◆ **The problem**:
In the listing below, how many lines contain the word "icon"? Please respond with the number only.

◆ **Source data**:
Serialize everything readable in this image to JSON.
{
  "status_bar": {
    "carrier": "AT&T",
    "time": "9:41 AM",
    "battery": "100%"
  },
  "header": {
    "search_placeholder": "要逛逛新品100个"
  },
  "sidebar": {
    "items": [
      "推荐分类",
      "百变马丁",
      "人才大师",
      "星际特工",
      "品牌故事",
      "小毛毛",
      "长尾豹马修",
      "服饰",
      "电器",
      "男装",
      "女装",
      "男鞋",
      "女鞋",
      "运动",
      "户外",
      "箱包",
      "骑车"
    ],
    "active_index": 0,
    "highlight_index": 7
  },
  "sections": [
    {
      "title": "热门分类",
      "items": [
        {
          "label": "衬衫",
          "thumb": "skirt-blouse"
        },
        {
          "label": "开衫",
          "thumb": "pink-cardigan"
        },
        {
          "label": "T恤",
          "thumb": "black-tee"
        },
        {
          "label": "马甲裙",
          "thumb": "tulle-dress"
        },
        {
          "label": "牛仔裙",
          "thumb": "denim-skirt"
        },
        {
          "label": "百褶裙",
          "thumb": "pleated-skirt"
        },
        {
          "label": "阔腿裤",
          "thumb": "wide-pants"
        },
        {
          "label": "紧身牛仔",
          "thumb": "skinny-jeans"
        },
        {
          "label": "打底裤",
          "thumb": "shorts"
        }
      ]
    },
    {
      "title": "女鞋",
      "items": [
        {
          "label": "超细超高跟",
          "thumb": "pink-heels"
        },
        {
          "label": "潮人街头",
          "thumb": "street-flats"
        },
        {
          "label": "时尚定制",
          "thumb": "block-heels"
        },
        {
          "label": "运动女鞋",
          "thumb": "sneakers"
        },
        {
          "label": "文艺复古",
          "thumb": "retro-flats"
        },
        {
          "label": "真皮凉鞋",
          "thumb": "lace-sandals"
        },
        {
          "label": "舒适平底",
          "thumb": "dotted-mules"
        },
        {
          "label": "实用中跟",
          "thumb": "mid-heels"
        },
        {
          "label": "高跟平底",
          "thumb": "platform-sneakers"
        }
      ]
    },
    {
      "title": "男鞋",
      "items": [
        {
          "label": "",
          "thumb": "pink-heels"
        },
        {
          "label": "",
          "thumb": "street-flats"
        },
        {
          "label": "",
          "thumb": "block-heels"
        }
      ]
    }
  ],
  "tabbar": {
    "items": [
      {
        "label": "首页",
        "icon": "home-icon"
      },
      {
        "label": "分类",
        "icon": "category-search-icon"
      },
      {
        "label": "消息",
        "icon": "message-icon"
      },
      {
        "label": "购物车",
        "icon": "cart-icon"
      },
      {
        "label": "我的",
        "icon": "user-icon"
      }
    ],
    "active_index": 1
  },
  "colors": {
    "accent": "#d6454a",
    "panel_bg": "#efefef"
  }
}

◆ **Final result**:
5